◆ **GIVEN REQUEST**
Repeat the listing word for word. No pictures belong in the copy.

Start of DATA IN THIS EXERCISE

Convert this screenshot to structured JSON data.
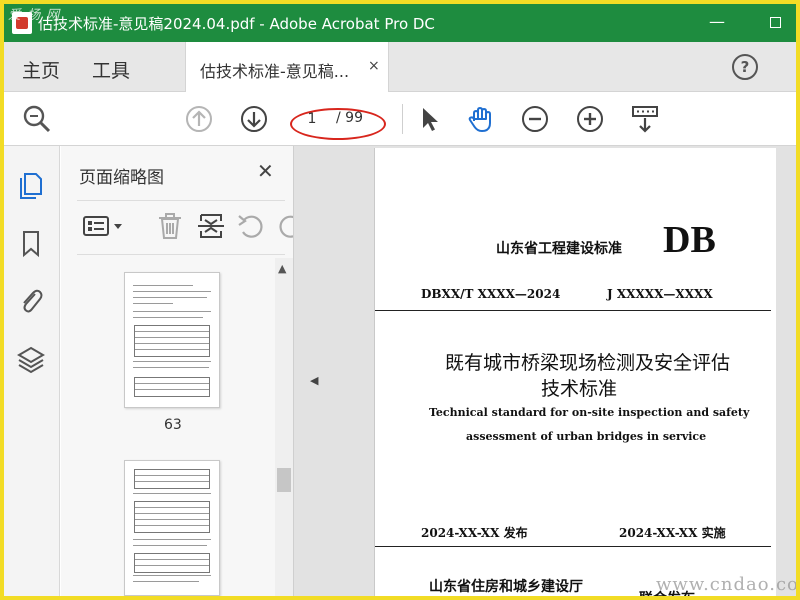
{
  "window": {
    "title": "估技术标准-意见稿2024.04.pdf - Adobe Acrobat Pro DC",
    "watermark_top": "爱 扬 网"
  },
  "tabs": {
    "home": "主页",
    "tools": "工具",
    "doc_tab": "估技术标准-意见稿...",
    "close_glyph": "×",
    "help_glyph": "?"
  },
  "toolbar": {
    "current_page": "1",
    "total_pages": "/ 99"
  },
  "thumbnail_panel": {
    "title": "页面缩略图",
    "close_glyph": "✕",
    "page_label": "63"
  },
  "document": {
    "org": "山东省工程建设标准",
    "db_mark": "DB",
    "std_number": "DBXX/T XXXX—2024",
    "j_number": "J XXXXX—XXXX",
    "title_cn_line1": "既有城市桥梁现场检测及安全评估",
    "title_cn_line2": "技术标准",
    "title_en_line1": "Technical standard for on-site inspection and safety",
    "title_en_line2": "assessment of urban bridges in service",
    "issue_date": "2024-XX-XX 发布",
    "impl_date": "2024-XX-XX 实施",
    "department": "山东省住房和城乡建设厅",
    "joint_release": "联合发布"
  },
  "watermark_bottom": "www.cndao.co",
  "colors": {
    "titlebar": "#1e8c3f",
    "frame_border": "#f2dc25",
    "highlight_oval": "#d8261d",
    "hand_tool": "#1f6fd1"
  }
}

End of DATA IN THIS EXERCISE

◆ **COMPLETED EXERCISE**
Convert this screenshot to structured JSON data.
{
  "window": {
    "title": "估技术标准-意见稿2024.04.pdf - Adobe Acrobat Pro DC",
    "watermark_top": "爱 扬 网"
  },
  "tabs": {
    "home": "主页",
    "tools": "工具",
    "doc_tab": "估技术标准-意见稿...",
    "close_glyph": "×",
    "help_glyph": "?"
  },
  "toolbar": {
    "current_page": "1",
    "total_pages": "/ 99"
  },
  "thumbnail_panel": {
    "title": "页面缩略图",
    "close_glyph": "✕",
    "page_label": "63"
  },
  "document": {
    "org": "山东省工程建设标准",
    "db_mark": "DB",
    "std_number": "DBXX/T XXXX—2024",
    "j_number": "J XXXXX—XXXX",
    "title_cn_line1": "既有城市桥梁现场检测及安全评估",
    "title_cn_line2": "技术标准",
    "title_en_line1": "Technical standard for on-site inspection and safety",
    "title_en_line2": "assessment of urban bridges in service",
    "issue_date": "2024-XX-XX 发布",
    "impl_date": "2024-XX-XX 实施",
    "department": "山东省住房和城乡建设厅",
    "joint_release": "联合发布"
  },
  "watermark_bottom": "www.cndao.co",
  "colors": {
    "titlebar": "#1e8c3f",
    "frame_border": "#f2dc25",
    "highlight_oval": "#d8261d",
    "hand_tool": "#1f6fd1"
  }
}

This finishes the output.